#### SUPPLIED MATERIAL
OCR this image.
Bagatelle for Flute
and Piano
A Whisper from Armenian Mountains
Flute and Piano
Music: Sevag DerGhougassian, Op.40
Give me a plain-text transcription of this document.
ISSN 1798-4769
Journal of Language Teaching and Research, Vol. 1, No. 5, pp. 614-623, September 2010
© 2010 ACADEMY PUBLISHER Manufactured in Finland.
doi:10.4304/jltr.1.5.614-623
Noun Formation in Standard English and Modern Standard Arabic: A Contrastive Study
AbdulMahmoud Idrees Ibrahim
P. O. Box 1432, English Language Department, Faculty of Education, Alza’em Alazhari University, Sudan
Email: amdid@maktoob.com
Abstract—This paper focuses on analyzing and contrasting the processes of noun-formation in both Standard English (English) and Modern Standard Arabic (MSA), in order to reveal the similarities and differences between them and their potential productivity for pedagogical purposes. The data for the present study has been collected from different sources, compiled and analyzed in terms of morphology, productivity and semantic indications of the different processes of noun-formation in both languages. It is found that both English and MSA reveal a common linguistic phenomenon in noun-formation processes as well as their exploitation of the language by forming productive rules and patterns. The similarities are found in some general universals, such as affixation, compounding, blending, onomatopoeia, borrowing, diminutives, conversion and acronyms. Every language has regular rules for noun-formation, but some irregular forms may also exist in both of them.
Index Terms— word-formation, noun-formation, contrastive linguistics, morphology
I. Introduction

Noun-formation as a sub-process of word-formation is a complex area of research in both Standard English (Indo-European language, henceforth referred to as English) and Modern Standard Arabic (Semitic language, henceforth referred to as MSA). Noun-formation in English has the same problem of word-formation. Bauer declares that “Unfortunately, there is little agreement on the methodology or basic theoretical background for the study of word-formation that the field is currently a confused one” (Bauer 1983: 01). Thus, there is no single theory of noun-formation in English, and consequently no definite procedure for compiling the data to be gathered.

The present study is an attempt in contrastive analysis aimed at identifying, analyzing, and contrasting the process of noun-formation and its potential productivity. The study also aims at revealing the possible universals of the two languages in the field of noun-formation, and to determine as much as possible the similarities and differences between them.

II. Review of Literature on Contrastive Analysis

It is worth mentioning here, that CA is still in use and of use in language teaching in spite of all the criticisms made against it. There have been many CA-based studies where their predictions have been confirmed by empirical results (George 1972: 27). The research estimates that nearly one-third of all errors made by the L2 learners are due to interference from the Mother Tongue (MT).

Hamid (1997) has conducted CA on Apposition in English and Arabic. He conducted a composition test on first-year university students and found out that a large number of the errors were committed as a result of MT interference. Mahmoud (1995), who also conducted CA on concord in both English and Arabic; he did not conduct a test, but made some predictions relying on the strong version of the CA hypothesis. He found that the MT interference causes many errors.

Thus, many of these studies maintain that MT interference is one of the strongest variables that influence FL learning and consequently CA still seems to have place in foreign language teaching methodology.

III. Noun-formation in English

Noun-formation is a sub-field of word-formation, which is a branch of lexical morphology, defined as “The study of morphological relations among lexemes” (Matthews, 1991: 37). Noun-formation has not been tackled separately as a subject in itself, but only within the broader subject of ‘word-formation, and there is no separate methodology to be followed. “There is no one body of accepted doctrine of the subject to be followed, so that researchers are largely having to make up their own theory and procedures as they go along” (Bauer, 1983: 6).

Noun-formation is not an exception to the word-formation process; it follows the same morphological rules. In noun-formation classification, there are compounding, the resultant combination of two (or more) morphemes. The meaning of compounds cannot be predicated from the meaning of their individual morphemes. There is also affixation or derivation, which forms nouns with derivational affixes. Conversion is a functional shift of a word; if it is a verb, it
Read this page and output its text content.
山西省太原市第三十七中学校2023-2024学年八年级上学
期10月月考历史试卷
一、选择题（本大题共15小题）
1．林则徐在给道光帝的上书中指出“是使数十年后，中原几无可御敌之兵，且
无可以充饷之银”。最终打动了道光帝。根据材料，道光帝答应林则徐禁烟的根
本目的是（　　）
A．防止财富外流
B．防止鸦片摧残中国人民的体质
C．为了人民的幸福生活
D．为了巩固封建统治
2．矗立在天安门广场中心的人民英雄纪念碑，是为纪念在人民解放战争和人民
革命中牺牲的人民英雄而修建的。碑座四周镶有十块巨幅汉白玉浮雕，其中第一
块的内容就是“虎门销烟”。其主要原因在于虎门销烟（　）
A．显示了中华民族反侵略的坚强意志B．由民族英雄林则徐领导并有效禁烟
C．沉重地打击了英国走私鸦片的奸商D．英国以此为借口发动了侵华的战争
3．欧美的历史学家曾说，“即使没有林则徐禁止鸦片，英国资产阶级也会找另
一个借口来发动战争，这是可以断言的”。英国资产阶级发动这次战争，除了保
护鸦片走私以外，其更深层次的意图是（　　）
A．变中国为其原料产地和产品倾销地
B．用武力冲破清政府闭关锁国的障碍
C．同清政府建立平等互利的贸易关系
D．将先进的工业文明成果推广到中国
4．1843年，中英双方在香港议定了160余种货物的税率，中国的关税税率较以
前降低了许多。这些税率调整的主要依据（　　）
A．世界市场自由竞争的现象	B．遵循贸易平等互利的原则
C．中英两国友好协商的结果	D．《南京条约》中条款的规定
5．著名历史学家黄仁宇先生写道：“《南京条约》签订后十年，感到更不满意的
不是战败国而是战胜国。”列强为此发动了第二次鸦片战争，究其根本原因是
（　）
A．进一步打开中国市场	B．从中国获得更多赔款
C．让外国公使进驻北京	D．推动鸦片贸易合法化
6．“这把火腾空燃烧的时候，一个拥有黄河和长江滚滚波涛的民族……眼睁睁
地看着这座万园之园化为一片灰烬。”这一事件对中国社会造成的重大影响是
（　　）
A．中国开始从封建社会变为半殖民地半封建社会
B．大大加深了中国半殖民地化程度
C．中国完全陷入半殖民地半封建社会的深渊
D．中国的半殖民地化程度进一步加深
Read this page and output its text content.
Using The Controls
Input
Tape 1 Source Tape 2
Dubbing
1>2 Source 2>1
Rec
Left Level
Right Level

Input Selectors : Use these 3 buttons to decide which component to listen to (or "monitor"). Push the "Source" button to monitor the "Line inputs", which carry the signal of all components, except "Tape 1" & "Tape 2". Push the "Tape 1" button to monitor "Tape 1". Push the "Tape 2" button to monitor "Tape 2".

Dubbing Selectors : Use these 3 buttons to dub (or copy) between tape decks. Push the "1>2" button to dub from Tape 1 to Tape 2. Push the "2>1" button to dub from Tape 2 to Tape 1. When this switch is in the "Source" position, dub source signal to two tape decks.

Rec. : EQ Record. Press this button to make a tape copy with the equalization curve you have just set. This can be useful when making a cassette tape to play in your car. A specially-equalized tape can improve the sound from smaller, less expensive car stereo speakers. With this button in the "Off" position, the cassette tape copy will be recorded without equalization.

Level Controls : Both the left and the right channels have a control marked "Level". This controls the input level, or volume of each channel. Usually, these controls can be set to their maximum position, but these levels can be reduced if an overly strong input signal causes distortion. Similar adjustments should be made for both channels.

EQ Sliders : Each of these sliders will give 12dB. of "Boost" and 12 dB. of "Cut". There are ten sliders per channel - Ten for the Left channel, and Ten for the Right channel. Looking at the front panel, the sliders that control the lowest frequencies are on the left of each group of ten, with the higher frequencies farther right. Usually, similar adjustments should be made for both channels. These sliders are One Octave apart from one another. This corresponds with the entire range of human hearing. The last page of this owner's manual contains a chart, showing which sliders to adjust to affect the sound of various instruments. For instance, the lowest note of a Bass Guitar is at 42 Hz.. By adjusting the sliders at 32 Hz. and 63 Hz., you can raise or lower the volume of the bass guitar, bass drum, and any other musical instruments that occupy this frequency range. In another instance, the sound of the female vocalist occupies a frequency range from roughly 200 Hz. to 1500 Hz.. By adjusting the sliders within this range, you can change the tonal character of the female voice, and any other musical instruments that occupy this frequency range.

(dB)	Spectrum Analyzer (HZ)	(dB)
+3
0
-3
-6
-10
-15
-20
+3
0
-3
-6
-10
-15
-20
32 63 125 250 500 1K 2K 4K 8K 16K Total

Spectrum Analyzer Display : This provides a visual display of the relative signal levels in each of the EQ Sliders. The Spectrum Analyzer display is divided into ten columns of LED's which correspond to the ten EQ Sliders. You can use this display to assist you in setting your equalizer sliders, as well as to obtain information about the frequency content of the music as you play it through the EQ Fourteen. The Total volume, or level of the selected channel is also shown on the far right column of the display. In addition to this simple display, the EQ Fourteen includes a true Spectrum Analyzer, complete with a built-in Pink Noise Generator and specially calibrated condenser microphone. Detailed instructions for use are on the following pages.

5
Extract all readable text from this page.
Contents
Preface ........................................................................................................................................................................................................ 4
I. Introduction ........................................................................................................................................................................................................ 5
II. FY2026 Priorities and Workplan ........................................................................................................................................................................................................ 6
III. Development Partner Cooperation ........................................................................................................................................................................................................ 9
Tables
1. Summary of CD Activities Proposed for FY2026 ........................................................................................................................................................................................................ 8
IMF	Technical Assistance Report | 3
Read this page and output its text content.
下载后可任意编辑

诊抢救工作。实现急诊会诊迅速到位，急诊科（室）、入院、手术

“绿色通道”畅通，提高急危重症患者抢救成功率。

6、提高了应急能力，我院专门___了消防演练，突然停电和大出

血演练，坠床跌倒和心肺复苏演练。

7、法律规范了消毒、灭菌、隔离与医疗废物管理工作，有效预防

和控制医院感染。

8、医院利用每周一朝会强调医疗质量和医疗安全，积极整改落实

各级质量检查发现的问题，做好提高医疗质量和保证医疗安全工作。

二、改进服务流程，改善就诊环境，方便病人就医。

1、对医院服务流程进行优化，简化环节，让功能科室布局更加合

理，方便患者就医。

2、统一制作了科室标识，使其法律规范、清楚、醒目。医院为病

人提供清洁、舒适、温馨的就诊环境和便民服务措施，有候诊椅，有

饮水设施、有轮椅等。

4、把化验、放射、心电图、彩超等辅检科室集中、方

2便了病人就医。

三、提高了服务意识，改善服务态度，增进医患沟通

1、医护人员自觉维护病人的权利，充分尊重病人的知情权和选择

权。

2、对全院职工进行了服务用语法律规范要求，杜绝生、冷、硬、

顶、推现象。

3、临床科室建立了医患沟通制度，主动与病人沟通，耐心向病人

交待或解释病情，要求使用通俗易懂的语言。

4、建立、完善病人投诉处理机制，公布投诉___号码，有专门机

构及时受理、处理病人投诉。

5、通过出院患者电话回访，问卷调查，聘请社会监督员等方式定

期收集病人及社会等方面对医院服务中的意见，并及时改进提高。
########
**STATED EXERCISE**
Using the material above, state how many lines include the string "causes". Answer with a single number.

**EXERCISE RESPONSE**
2